WHAT IS BEING ASKED => Each line in the entries below that holds the string "Cashmere" is to be listed.

DATASET =>
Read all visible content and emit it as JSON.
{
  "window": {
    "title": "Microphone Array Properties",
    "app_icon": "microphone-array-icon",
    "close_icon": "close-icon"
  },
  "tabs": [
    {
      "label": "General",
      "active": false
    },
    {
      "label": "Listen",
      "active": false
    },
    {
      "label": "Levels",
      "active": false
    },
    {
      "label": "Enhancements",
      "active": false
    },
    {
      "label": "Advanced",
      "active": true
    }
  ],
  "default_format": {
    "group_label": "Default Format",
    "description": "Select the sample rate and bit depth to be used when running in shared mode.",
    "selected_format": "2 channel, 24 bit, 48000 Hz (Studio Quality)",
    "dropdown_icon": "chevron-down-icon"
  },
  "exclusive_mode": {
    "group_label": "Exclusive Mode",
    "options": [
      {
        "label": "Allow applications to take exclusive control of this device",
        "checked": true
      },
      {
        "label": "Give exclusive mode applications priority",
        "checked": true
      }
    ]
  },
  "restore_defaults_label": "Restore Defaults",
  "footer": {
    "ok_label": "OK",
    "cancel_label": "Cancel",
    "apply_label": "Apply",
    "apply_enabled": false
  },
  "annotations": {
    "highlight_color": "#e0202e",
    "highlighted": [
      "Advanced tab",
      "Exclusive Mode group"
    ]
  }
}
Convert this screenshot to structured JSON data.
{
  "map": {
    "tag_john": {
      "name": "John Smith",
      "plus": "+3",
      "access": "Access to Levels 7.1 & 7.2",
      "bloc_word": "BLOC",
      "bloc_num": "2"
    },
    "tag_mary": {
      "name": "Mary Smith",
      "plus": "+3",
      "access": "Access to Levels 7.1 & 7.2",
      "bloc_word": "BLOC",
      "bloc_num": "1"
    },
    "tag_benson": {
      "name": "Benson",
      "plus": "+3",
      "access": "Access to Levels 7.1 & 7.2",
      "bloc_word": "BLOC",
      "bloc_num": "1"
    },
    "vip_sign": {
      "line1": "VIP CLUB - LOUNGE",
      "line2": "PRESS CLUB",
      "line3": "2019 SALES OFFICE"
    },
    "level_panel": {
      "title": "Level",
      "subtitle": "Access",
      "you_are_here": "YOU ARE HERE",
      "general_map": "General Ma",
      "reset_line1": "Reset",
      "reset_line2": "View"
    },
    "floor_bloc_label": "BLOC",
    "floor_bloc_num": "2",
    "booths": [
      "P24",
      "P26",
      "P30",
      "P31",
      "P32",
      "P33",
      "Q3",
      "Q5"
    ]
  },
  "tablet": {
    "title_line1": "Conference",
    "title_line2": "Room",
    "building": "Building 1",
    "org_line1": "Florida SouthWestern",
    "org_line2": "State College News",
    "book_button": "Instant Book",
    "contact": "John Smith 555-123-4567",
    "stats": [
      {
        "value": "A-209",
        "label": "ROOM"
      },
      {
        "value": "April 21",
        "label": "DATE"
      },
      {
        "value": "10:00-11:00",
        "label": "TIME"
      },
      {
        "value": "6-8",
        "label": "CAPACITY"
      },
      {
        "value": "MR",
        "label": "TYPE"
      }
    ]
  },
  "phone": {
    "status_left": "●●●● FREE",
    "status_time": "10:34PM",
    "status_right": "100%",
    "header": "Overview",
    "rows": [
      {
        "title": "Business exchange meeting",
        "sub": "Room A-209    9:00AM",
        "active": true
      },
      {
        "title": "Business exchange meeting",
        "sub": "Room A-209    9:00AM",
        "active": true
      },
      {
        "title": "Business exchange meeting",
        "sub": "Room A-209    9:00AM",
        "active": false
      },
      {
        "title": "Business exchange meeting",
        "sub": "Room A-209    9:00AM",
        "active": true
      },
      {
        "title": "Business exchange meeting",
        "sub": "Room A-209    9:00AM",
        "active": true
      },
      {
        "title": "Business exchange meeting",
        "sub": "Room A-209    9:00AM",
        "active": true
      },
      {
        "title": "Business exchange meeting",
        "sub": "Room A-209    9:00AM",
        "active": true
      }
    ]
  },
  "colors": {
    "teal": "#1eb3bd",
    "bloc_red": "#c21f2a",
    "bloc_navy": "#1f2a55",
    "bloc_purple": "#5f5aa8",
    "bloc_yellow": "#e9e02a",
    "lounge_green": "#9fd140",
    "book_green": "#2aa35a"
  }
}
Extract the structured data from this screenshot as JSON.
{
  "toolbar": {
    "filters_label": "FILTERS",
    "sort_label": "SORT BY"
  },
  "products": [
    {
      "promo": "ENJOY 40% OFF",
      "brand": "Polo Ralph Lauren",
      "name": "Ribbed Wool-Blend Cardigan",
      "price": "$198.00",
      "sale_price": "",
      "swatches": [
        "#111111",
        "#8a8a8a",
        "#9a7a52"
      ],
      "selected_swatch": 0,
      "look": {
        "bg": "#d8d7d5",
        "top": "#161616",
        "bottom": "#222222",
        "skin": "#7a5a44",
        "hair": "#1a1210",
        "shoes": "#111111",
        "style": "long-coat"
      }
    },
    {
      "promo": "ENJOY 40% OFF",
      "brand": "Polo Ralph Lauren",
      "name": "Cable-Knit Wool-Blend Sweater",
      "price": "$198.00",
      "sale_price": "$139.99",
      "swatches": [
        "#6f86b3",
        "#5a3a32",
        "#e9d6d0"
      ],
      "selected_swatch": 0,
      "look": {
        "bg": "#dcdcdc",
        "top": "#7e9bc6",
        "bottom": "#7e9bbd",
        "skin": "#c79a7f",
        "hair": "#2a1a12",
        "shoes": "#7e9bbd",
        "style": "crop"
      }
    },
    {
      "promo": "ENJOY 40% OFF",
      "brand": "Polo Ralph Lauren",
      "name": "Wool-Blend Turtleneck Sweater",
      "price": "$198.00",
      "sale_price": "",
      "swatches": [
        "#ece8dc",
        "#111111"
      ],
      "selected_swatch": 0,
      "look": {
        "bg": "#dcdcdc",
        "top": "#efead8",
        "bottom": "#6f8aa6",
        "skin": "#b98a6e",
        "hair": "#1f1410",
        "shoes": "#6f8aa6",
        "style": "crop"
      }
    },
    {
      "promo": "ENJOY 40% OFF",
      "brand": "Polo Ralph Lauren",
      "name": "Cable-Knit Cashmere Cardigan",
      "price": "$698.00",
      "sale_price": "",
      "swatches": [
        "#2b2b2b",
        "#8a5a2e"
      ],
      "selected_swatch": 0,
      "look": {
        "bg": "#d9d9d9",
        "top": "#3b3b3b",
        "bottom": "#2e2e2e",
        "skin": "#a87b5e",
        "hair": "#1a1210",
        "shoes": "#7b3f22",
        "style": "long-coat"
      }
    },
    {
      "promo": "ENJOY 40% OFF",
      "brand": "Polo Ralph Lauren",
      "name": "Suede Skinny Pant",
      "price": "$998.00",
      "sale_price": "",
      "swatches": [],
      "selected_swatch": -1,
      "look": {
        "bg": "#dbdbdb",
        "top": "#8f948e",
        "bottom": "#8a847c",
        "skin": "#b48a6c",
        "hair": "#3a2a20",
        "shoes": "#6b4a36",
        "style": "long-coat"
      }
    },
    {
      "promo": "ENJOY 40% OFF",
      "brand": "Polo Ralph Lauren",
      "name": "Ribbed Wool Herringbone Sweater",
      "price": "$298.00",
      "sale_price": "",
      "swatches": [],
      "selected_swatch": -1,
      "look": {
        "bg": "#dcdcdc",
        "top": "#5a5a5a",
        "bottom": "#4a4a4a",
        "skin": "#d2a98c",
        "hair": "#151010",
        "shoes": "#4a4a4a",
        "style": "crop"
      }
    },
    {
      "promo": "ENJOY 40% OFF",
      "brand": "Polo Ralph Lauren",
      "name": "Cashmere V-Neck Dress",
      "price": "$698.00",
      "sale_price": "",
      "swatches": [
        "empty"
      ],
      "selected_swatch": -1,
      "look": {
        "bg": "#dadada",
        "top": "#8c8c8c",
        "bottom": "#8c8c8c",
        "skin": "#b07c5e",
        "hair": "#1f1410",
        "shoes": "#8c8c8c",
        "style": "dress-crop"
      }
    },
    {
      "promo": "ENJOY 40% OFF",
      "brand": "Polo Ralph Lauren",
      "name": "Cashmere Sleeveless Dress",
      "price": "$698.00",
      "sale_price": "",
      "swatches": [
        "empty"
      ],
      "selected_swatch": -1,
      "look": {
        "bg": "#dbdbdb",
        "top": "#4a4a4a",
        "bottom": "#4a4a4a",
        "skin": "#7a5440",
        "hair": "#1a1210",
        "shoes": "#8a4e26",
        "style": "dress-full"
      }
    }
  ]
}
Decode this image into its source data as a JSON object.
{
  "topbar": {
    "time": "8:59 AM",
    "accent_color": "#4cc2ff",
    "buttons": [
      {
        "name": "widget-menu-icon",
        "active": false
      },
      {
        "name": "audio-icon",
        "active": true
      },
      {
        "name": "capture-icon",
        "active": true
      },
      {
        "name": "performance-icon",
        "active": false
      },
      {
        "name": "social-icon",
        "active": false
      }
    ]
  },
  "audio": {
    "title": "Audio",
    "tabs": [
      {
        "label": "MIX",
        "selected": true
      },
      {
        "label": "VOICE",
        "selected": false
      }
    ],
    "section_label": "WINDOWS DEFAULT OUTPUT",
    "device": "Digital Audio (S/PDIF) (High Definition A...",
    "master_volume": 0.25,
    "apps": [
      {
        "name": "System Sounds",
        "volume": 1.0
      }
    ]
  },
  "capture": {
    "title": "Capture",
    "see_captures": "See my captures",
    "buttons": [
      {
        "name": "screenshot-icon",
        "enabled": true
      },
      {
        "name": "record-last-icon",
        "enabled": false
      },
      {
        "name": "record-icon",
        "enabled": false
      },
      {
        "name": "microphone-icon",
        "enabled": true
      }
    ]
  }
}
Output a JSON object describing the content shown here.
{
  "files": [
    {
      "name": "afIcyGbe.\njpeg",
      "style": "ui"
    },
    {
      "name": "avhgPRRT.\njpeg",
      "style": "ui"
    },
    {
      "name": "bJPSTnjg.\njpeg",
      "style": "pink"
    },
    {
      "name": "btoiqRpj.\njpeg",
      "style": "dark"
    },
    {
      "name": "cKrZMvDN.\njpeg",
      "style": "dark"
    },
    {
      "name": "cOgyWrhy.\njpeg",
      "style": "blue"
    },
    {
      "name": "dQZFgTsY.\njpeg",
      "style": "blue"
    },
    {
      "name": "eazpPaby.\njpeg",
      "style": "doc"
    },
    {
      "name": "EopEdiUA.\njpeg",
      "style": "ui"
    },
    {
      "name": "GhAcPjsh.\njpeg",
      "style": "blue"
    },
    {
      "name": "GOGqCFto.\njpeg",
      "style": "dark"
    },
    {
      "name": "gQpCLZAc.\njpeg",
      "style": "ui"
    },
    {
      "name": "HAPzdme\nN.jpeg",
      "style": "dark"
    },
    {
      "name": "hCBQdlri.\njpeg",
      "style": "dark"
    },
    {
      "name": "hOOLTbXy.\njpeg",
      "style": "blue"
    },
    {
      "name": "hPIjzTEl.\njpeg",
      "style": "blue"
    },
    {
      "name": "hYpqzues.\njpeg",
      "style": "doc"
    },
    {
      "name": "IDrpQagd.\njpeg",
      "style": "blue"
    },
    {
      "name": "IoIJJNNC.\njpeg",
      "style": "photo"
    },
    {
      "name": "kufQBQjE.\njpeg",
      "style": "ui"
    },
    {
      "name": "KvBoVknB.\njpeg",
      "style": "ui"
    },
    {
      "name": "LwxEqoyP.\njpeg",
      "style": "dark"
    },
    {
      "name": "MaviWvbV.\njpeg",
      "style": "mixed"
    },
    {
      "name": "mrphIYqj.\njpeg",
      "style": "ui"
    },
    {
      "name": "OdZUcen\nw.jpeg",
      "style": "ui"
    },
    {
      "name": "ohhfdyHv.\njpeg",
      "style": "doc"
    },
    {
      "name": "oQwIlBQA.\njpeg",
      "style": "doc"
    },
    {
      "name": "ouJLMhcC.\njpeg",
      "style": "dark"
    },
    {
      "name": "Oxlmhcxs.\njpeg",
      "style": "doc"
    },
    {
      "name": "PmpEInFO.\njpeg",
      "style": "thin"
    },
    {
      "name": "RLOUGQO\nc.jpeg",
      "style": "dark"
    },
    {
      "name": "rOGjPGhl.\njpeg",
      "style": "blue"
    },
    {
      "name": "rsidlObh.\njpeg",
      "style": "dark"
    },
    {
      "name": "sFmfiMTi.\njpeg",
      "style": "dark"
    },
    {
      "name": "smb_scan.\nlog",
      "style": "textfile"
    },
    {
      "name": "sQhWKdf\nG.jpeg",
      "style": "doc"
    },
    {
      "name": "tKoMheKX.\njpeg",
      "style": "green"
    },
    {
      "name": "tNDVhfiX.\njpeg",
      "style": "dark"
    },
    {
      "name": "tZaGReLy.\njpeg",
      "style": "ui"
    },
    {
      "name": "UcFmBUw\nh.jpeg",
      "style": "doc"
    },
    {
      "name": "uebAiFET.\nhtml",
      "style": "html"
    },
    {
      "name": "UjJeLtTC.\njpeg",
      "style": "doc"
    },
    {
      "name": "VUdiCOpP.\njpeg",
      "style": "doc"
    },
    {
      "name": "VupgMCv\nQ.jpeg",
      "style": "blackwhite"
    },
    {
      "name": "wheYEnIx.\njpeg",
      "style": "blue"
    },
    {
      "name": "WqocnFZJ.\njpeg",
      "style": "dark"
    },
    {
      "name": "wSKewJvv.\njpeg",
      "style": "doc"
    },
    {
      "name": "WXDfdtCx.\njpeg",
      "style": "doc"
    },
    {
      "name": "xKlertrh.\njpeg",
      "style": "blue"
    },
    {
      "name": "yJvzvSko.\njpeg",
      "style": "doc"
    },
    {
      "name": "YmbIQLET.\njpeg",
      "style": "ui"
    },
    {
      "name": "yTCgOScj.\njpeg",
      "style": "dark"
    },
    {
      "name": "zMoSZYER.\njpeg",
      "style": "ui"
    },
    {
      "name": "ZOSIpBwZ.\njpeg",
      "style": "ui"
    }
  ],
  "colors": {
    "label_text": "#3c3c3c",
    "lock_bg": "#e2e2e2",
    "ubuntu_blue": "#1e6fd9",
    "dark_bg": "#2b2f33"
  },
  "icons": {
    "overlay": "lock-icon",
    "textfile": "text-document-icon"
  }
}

FULL RESPONSE =>
      "name": "Cable-Knit Cashmere Cardigan",
      "name": "Cashmere V-Neck Dress",
      "name": "Cashmere Sleeveless Dress",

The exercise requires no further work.